• DATA SUPPLIED

──────────

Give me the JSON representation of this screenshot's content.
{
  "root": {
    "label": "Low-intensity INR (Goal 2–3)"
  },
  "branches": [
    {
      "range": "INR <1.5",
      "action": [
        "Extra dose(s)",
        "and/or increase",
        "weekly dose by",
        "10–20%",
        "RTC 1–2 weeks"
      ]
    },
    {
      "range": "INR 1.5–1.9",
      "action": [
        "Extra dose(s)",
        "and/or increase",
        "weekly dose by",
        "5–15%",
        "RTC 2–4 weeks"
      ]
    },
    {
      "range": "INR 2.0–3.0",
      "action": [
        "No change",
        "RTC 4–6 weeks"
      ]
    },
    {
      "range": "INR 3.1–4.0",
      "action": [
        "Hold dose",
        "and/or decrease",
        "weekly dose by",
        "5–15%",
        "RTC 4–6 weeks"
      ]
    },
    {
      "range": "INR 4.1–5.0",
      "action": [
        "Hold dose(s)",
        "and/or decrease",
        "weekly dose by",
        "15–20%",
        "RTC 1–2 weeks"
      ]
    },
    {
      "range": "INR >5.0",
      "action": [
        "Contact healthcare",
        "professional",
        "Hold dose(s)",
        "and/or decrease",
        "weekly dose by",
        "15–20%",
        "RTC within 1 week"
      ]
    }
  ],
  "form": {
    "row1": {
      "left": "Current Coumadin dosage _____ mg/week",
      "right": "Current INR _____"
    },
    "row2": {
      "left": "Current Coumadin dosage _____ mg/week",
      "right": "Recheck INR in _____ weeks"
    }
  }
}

──────────

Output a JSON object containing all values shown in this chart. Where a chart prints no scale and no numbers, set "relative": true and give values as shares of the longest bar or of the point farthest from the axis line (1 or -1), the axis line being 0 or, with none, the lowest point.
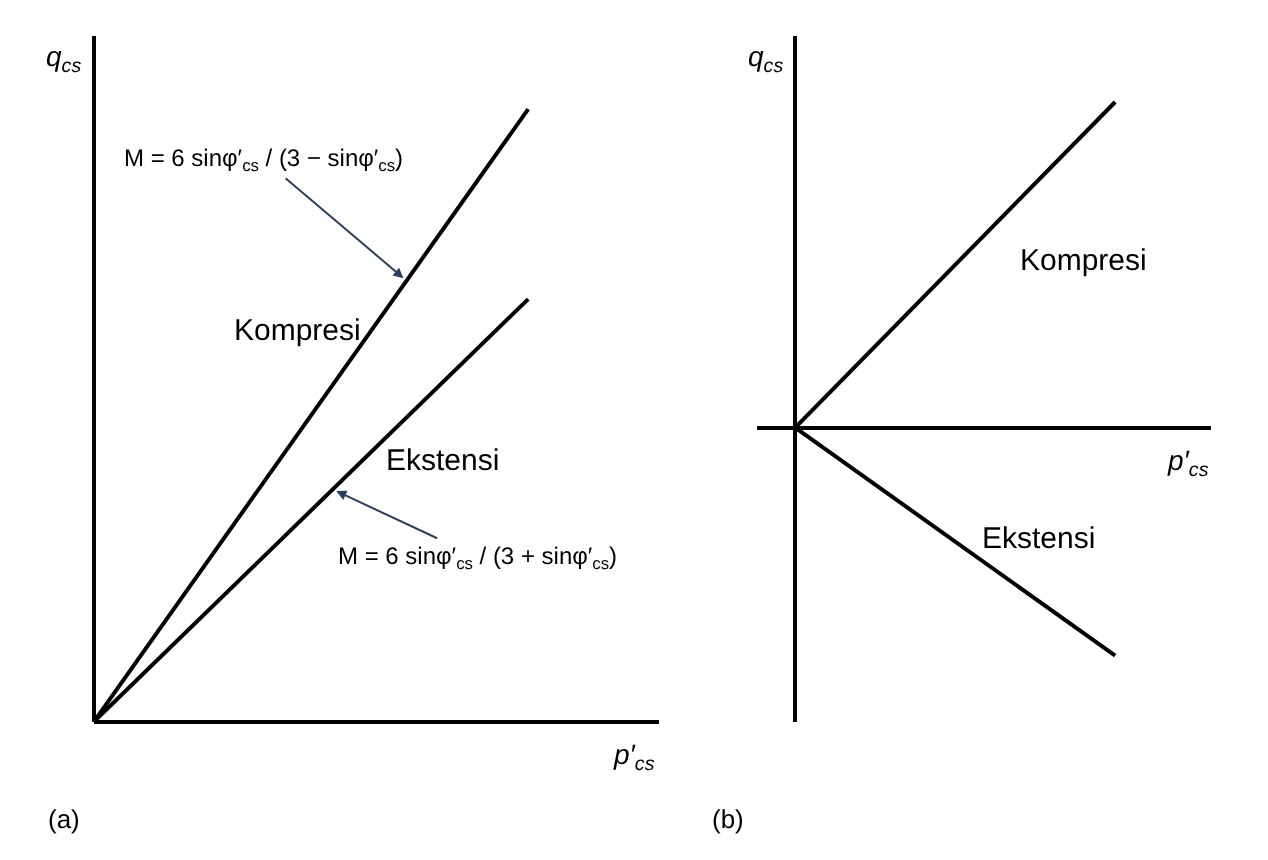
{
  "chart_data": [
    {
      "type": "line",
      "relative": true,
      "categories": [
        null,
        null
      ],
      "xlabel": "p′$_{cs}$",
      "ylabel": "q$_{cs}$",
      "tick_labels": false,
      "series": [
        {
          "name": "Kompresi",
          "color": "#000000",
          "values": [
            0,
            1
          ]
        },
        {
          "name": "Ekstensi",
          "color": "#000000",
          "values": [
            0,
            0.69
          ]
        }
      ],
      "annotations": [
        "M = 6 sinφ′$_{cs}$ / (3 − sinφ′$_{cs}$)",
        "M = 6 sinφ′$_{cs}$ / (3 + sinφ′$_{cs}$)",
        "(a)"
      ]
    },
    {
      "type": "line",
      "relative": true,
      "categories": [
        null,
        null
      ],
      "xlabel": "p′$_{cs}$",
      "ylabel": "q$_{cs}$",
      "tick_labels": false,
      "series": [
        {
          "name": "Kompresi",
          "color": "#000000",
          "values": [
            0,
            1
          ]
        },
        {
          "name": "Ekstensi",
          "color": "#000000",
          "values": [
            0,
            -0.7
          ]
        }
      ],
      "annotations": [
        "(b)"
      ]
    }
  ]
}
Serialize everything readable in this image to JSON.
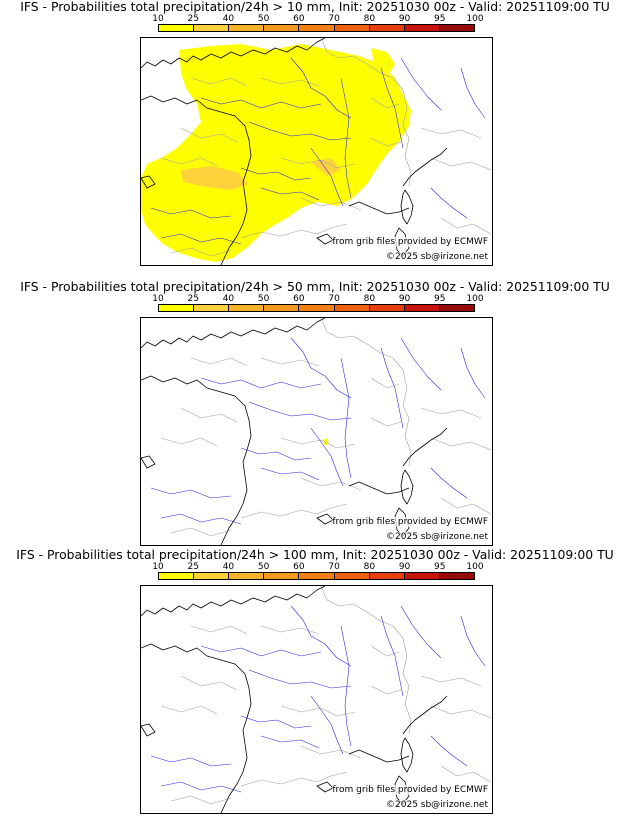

──────────

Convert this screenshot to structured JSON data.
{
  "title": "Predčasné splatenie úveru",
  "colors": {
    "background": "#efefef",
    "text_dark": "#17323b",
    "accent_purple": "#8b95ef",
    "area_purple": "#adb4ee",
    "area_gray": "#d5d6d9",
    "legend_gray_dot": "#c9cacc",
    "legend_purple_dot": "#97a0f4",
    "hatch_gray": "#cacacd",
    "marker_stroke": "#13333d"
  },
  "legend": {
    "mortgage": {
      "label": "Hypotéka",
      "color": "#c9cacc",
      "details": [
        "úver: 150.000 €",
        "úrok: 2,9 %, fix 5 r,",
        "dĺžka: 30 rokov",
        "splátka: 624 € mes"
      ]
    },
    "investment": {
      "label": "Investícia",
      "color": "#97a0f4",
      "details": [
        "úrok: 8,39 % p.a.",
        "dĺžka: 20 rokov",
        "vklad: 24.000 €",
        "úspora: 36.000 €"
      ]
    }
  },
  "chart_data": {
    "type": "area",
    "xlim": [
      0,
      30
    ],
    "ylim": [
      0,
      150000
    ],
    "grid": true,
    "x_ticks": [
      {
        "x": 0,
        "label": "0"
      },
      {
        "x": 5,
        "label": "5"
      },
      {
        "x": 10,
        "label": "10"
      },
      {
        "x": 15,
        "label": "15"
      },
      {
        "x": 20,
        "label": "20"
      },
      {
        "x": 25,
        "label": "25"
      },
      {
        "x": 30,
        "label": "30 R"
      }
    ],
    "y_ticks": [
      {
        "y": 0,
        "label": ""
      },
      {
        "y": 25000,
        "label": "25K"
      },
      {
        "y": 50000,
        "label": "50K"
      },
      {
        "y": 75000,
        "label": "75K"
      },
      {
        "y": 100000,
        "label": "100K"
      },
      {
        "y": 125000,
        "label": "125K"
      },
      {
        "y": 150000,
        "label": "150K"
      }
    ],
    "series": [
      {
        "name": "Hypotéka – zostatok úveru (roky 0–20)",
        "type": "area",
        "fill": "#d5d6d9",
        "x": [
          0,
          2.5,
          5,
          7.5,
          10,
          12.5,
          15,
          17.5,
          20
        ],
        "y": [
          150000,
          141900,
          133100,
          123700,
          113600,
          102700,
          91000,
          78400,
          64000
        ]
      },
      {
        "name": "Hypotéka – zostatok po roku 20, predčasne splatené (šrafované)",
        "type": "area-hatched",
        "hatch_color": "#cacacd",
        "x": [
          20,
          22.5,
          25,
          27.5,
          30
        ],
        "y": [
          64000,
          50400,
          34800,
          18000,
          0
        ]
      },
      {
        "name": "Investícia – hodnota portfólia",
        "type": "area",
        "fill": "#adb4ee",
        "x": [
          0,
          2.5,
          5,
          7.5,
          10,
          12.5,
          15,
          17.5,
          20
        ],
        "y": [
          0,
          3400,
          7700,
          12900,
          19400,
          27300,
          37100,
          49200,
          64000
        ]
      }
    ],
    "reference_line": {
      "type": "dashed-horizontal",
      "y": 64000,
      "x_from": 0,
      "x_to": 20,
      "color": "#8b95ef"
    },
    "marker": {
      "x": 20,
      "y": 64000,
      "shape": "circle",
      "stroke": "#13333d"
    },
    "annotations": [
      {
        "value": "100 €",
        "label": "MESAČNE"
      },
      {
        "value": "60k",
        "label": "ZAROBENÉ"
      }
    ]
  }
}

──────────

• PROBLEM TO WORK ON
What lines above run from the one with "Output a JSON" to the one with "Serialize everything readable"? Give them again exactly, ends included, and leave the pictures out.

• SOLUTION TO THE PROBLEM
Output a JSON object containing all values shown in this chart. Where a chart prints no scale and no numbers, set "relative": true and give values as shares of the longest bar or of the point farthest from the axis line (1 or -1), the axis line being 0 or, with none, the lowest point.
{
  "chart_data": [
    {
      "type": "line",
      "relative": true,
      "categories": [
        null,
        null
      ],
      "xlabel": "p′$_{cs}$",
      "ylabel": "q$_{cs}$",
      "tick_labels": false,
      "series": [
        {
          "name": "Kompresi",
          "color": "#000000",
          "values": [
            0,
            1
          ]
        },
        {
          "name": "Ekstensi",
          "color": "#000000",
          "values": [
            0,
            0.69
          ]
        }
      ],
      "annotations": [
        "M = 6 sinφ′$_{cs}$ / (3 − sinφ′$_{cs}$)",
        "M = 6 sinφ′$_{cs}$ / (3 + sinφ′$_{cs}$)",
        "(a)"
      ]
    },
    {
      "type": "line",
      "relative": true,
      "categories": [
        null,
        null
      ],
      "xlabel": "p′$_{cs}$",
      "ylabel": "q$_{cs}$",
      "tick_labels": false,
      "series": [
        {
          "name": "Kompresi",
          "color": "#000000",
          "values": [
            0,
            1
          ]
        },
        {
          "name": "Ekstensi",
          "color": "#000000",
          "values": [
            0,
            -0.7
          ]
        }
      ],
      "annotations": [
        "(b)"
      ]
    }
  ]
}
Serialize everything readable in this image to JSON.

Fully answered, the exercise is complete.